Menguak Jejak Sejarah Masjid Al-Makmur: Dari Segenggam Beras Hingga Menara Bersejarah

 


Bersama komunitas Jalan Pagi Sejarah (JAPAS) yang digagas oleh Johnny Pinot, sabtu 30 November 2024 bertajuk Tintin 714, kami menyambangi Masjid Jami'e Al-Makmur, salah satu masjid bersejarah di Jalan Raden Saleh No.30, Cikini, Jakarta Pusat. Masjid ini menyimpan kisah panjang yang penuh perjuangan, menjadi saksi perjalanan umat Islam di Batavia dan kiprah para tokoh pergerakan nasional.

Masjid Segenggam Beras: Awal Mula Pembangunan


Masjid ini awalnya dikenal masyarakat sebagai "Masjid Segenggam Beras". Nama ini merujuk pada cara unik pembangunannya yang dimulai pada tahun 1930-an, ketika umat Islam di Kampung Cikini Binatu bergotong-royong mengumpulkan derma berupa segenggam beras. Dari upaya kolektif ini, berdirilah sebuah tempat ibadah yang kelak menjadi pusat kegiatan umat dan simbol perjuangan.
=======
## Tujuan A
Salin kata demi kata bagian teks tentang Masjid Al-Makmur, mulai dari "Bersama komunitas Jalan" dan terus hingga "tokoh pergerakan nasional.".
## Tujuan B
Menurut teks tentang Masjid Al-Makmur, apa yang dikumpulkan umat Islam di Kampung Cikini Binatu sebagai derma untuk membangun masjid itu?
## Tujuan C
Teruskan teks tentang sejarah Masjid Al-Makmur mulai dari kalimat terakhirnya.

## Cuplikan Data
=======
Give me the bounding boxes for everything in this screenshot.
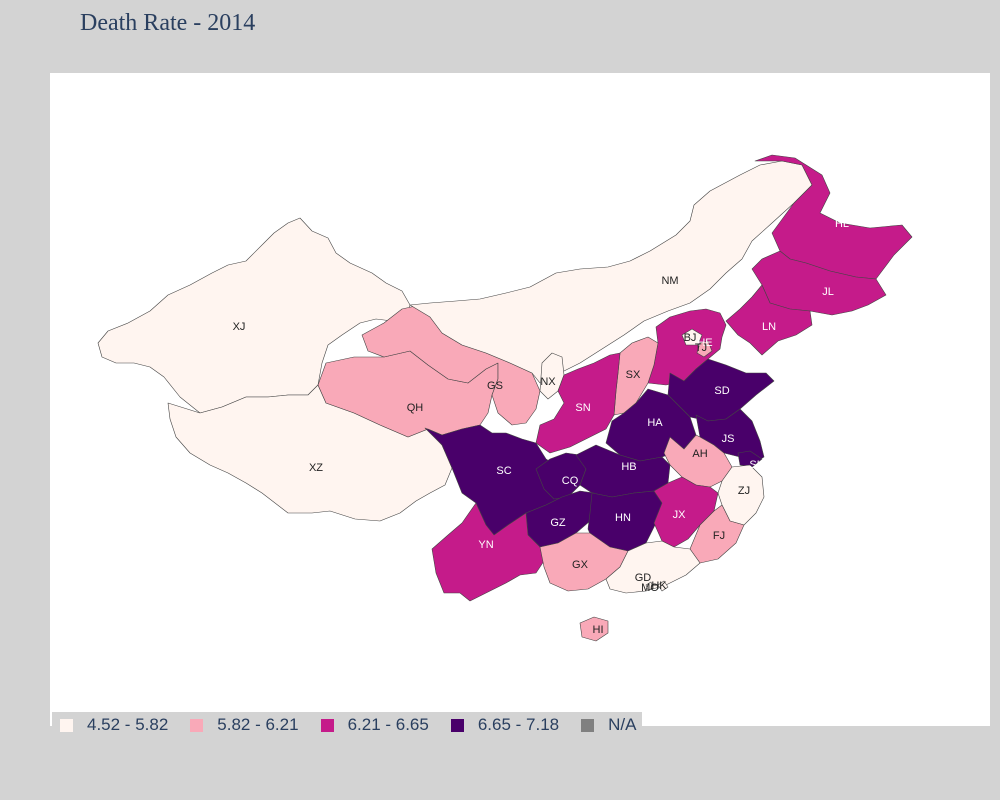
province-label-nm: NM [661, 275, 678, 287]
province-tj[interactable] [696, 340, 713, 358]
legend-swatch [190, 718, 204, 732]
province-label-fj: FJ [713, 530, 725, 542]
province-label-sd: SD [714, 385, 729, 397]
province-label-he: HE [697, 337, 712, 349]
legend-label: 5.82 - 6.21 [217, 715, 299, 734]
province-label-xz: XZ [309, 462, 323, 474]
legend-item[interactable]: N/A [581, 715, 636, 735]
legend-label: N/A [608, 715, 637, 734]
province-label-jl: JL [822, 286, 834, 298]
province-label-cq: CQ [562, 475, 579, 487]
legend-item[interactable]: 6.21 - 6.65 [320, 715, 429, 735]
province-label-sc: SC [496, 465, 511, 477]
legend: 4.52 - 5.82 5.82 - 6.21 6.21 - 6.65 6.65 - … [52, 712, 643, 739]
legend-item[interactable]: 6.65 - 7.18 [450, 715, 560, 735]
province-mo[interactable] [645, 581, 654, 591]
province-gd[interactable] [605, 540, 701, 594]
province-label-hb: HB [621, 461, 636, 473]
province-label-ha: HA [647, 417, 663, 429]
province-label-gx: GX [572, 559, 589, 571]
province-hi[interactable] [579, 616, 609, 642]
province-label-ln: LN [762, 321, 776, 333]
province-label-gd: GD [635, 572, 652, 584]
province-label-hi: HI [593, 624, 604, 636]
legend-label: 6.21 - 6.65 [347, 715, 429, 734]
province-label-hl: HL [835, 218, 849, 230]
province-label-sh: SH [749, 459, 764, 471]
legend-item[interactable]: 4.52 - 5.82 [60, 715, 168, 735]
province-label-gz: GZ [550, 517, 566, 529]
chart-title: Death Rate - 2014 [80, 10, 256, 36]
province-sh[interactable] [737, 450, 763, 468]
province-label-hk: HK [651, 580, 667, 592]
legend-swatch [450, 718, 464, 732]
province-label-bj: BJ [684, 332, 697, 344]
province-label-sn: SN [575, 402, 590, 414]
province-bj[interactable] [681, 328, 703, 346]
legend-swatch [60, 718, 73, 732]
province-xz[interactable] [167, 384, 453, 522]
province-label-gs: GS [487, 380, 503, 392]
province-label-jx: JX [673, 509, 687, 521]
province-label-nx: NX [540, 376, 556, 388]
province-label-qh: QH [407, 402, 424, 414]
province-label-sx: SX [626, 369, 641, 381]
legend-item[interactable]: 5.82 - 6.21 [190, 715, 299, 735]
province-label-hn: HN [615, 512, 631, 524]
legend-swatch [581, 718, 595, 732]
map-panel: XJ XZ QH GS NM HL JL LN HE BJ TJ NX SX SN SD HA JS AH SH SC… [50, 73, 990, 726]
province-label-tj: TJ [695, 342, 707, 354]
province-label-yn: YN [478, 539, 493, 551]
legend-label: 4.52 - 5.82 [87, 715, 169, 734]
province-ln[interactable] [725, 284, 813, 356]
province-label-xj: XJ [233, 321, 246, 333]
legend-swatch [320, 718, 334, 732]
province-label-js: JS [722, 433, 735, 445]
province-label-zj: ZJ [738, 485, 750, 497]
province-sn[interactable] [535, 352, 621, 454]
province-hk[interactable] [657, 580, 669, 592]
province-label-mo: MO [641, 582, 659, 594]
province-label-ah: AH [692, 448, 707, 460]
province-zj[interactable] [717, 464, 765, 526]
legend-label: 6.65 - 7.18 [477, 715, 560, 734]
=======
## Jawaban Akhir A
Bersama komunitas Jalan Pagi Sejarah (JAPAS) yang digagas oleh Johnny Pinot, sabtu 30 November 2024 bertajuk Tintin 714, kami menyambangi Masjid Jami'e Al-Makmur, salah satu masjid bersejarah di Jalan Raden Saleh No.30, Cikini, Jakarta Pusat. Masjid ini menyimpan kisah panjang yang penuh perjuangan, menjadi saksi perjalanan umat Islam di Batavia dan kiprah para tokoh pergerakan nasional.

## Jawaban Akhir B
Segenggam beras.

## Jawaban Akhir C
Namun, akar sejarah masjid ini bermula jauh sebelumnya, tepatnya pada tahun 1860-an, ketika Raden Saleh, pelukis dan intelektual terkemuka, mendirikan sebuah surau kecil dari kayu di samping rumahnya. Surau ini menjadi tempat ibadah bagi masyarakat sekitar hingga akhirnya lahan tersebut dibeli oleh Abdullah bin Alwi Alatas, seorang saudagar kaya yang dijuluki "Tuan Tanah Baghdad" karena kekayaannya yang luar biasa di Batavia.

Relokasi, Perjuangan, dan Peresmian Masjid Al-Makmur

Ketika Abdullah bin Alwi Alatas membeli lahan Raden Saleh, surau kecil itu dipindahkan secara gotong-royong ke lokasi baru. Proses relokasi ini tidaklah mudah. Pemerintah kolonial Belanda, yang kerap mencurigai pergerakan umat Islam, berusaha menggagalkan pembangunan masjid ini. Namun, berkat dukungan tokoh-tokoh besar seperti Haji Agus Salim, H.O.S. Tjokroaminoto, dan Haji Mas Mansyur, masjid ini berhasil dibangun ulang dan diresmikan pada tahun 1932 dengan nama Masjid Jami'e Al-Makmur.


Hingga kini, Masjid Al-Makmur tetap berdiri megah. Beberapa properti klasiknya, seperti mimbar mihrab, jam antik, serta lemari penyimpanan mushaf Al-Qur'an, terawat dengan baik, memberikan nuansa historis yang kental di dalamnya.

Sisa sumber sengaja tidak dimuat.